▶ Task statement
Filter the entries below, keeping only lines with "Psicología".

─── Records for this task

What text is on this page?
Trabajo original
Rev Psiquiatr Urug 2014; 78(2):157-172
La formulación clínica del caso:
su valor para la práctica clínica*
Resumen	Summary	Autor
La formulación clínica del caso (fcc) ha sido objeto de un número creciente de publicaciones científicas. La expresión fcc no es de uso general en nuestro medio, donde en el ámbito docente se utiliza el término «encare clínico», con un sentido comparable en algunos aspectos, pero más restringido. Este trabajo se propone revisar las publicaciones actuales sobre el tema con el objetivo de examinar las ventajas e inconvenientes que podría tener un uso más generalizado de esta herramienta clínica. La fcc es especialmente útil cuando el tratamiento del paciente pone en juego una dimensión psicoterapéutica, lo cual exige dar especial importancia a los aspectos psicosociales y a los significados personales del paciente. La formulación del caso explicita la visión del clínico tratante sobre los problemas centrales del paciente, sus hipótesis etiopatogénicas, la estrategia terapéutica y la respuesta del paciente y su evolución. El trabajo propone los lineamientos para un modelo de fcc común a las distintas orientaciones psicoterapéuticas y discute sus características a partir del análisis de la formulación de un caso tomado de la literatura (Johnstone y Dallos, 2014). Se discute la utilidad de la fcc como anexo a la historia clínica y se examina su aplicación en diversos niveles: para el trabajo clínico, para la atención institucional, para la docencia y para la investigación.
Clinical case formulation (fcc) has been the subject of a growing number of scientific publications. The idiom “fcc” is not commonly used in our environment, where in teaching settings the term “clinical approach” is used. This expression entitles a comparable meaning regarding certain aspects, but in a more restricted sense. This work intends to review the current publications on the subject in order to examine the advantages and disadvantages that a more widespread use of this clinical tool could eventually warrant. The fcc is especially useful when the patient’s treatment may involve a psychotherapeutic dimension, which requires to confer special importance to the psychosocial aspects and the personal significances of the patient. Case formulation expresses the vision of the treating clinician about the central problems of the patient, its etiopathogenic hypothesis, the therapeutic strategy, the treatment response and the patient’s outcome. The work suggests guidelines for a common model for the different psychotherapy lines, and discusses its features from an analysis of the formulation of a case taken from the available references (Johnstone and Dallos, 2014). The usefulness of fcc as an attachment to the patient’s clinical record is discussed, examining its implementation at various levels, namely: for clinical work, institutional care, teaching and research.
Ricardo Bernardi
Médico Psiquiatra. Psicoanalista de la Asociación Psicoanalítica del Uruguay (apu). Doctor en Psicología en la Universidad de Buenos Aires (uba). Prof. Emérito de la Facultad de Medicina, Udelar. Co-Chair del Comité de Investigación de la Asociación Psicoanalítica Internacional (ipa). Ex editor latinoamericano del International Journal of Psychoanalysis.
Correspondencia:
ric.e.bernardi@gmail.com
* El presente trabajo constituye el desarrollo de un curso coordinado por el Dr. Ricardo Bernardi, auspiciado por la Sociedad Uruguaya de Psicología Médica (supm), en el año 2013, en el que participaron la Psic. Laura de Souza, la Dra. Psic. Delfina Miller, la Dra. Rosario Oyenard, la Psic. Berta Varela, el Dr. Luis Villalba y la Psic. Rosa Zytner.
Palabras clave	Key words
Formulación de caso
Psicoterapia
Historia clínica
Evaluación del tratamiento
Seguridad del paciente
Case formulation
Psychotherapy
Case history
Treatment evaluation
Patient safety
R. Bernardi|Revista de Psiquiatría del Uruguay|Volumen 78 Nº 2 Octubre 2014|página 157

──────

▶ Answer box
Médico Psiquiatra. Psicoanalista de la Asociación Psicoanalítica del Uruguay (apu). Doctor en Psicología en la Universidad de Buenos Aires (uba). Prof. Emérito de la Facultad de Medicina, Udelar. Co-Chair del Comité de Investigación de la Asociación Psicoanalítica Internacional (ipa). Ex editor latinoamericano del International Journal of Psychoanalysis.
* El presente trabajo constituye el desarrollo de un curso coordinado por el Dr. Ricardo Bernardi, auspiciado por la Sociedad Uruguaya de Psicología Médica (supm), en el año 2013, en el que participaron la Psic. Laura de Souza, la Dra. Psic. Delfina Miller, la Dra. Rosario Oyenard, la Psic. Berta Varela, el Dr. Luis Villalba y la Psic. Rosa Zytner.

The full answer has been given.